## MATERIAL SUPPLIED
◆ ◆ ◆ ◆

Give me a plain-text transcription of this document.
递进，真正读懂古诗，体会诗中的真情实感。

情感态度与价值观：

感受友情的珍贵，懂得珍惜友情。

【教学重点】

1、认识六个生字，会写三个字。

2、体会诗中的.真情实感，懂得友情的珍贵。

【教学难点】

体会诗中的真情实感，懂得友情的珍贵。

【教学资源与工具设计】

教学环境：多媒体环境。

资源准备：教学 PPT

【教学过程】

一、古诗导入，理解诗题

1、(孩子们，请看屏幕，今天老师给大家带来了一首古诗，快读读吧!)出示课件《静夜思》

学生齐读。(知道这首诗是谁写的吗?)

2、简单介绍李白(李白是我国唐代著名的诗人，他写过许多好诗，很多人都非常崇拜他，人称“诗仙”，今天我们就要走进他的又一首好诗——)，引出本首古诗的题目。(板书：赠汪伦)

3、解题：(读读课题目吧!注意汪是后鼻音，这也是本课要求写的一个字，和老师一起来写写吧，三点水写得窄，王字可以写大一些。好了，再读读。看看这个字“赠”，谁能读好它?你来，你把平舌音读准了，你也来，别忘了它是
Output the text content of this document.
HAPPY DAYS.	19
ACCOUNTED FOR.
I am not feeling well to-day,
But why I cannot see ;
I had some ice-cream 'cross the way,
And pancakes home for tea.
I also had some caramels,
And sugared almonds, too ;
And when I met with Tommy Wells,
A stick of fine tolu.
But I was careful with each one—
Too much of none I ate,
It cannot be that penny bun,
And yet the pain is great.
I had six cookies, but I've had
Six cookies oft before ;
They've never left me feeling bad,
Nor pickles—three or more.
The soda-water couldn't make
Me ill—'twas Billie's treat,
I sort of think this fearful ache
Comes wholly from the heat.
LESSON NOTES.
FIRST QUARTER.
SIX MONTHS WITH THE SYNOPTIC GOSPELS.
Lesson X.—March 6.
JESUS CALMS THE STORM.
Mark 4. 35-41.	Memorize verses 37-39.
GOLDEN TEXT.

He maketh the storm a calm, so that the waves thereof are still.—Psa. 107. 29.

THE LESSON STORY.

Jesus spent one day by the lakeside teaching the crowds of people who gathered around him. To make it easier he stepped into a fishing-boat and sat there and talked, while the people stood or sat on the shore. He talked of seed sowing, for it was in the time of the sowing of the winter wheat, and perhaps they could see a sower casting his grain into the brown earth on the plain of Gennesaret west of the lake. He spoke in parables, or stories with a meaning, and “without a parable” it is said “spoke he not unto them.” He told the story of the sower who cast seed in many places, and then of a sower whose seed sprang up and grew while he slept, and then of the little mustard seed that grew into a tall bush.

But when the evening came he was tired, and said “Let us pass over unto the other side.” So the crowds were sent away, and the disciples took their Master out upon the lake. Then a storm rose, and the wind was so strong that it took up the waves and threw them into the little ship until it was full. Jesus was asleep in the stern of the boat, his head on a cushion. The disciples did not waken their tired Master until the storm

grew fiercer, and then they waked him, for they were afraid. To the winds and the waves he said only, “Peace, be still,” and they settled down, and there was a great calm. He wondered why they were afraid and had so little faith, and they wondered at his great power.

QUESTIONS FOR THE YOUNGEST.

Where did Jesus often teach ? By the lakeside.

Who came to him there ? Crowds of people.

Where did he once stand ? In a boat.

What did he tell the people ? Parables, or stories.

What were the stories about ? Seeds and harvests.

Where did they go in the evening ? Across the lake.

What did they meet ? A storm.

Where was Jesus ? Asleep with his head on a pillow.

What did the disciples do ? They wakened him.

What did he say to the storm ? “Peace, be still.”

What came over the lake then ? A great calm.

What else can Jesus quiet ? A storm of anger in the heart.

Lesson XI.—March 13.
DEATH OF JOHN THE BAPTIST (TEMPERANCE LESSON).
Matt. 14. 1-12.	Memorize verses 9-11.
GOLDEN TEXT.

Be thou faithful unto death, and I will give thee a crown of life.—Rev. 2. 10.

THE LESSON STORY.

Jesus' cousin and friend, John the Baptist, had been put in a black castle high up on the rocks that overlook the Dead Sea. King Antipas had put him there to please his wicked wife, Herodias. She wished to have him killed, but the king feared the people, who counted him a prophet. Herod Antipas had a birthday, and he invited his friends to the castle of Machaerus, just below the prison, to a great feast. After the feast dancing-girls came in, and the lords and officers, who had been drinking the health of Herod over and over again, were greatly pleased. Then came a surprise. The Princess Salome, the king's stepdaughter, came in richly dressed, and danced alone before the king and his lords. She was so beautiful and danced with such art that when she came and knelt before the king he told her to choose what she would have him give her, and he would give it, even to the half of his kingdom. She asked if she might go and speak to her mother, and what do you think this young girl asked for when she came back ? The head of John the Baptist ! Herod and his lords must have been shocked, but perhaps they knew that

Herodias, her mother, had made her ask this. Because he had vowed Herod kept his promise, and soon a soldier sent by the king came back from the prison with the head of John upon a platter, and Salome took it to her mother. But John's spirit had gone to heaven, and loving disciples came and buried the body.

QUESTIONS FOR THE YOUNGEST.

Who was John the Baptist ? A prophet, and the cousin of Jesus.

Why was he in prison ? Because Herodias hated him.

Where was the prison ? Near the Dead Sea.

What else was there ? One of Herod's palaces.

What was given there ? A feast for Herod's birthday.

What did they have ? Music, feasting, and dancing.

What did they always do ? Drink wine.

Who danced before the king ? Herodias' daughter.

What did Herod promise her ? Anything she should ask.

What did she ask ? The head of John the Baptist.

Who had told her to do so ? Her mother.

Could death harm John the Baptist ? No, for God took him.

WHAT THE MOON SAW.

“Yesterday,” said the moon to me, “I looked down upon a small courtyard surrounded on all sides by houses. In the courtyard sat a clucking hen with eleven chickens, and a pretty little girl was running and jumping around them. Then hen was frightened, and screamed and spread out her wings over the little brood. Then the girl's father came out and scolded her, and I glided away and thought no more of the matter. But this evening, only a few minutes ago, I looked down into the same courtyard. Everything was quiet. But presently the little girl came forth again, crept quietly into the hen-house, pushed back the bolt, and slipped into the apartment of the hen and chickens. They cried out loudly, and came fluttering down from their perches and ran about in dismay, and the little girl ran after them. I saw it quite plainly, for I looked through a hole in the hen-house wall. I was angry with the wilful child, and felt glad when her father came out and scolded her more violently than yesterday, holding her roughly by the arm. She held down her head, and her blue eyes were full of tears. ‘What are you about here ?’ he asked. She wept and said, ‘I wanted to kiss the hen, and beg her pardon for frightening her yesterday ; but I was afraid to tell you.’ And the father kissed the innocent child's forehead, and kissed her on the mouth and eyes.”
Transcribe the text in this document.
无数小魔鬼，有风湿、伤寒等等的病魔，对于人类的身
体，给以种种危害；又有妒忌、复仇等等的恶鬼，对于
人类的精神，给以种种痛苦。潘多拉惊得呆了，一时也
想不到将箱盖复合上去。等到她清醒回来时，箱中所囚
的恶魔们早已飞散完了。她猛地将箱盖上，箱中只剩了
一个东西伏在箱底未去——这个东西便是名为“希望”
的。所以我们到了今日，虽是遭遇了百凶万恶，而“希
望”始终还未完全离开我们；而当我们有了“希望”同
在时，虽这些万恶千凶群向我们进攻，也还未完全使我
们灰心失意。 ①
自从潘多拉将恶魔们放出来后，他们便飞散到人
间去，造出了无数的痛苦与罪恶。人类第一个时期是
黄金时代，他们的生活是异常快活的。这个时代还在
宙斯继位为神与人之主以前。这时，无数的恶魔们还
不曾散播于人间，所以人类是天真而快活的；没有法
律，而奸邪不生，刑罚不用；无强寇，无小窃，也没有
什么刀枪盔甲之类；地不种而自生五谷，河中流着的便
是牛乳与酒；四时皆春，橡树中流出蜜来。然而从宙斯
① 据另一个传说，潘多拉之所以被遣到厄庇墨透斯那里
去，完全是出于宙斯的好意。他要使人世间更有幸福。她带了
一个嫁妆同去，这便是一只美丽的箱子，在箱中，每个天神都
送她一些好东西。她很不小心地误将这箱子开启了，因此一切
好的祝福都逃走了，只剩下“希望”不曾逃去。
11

◆ ◆ ◆ ◆

In the entries above, find every line with the word "else" and list it.

## THE SOLUTION
What else can Jesus quiet ? A storm of anger in the heart.
What else was there ? One of Herod's palaces.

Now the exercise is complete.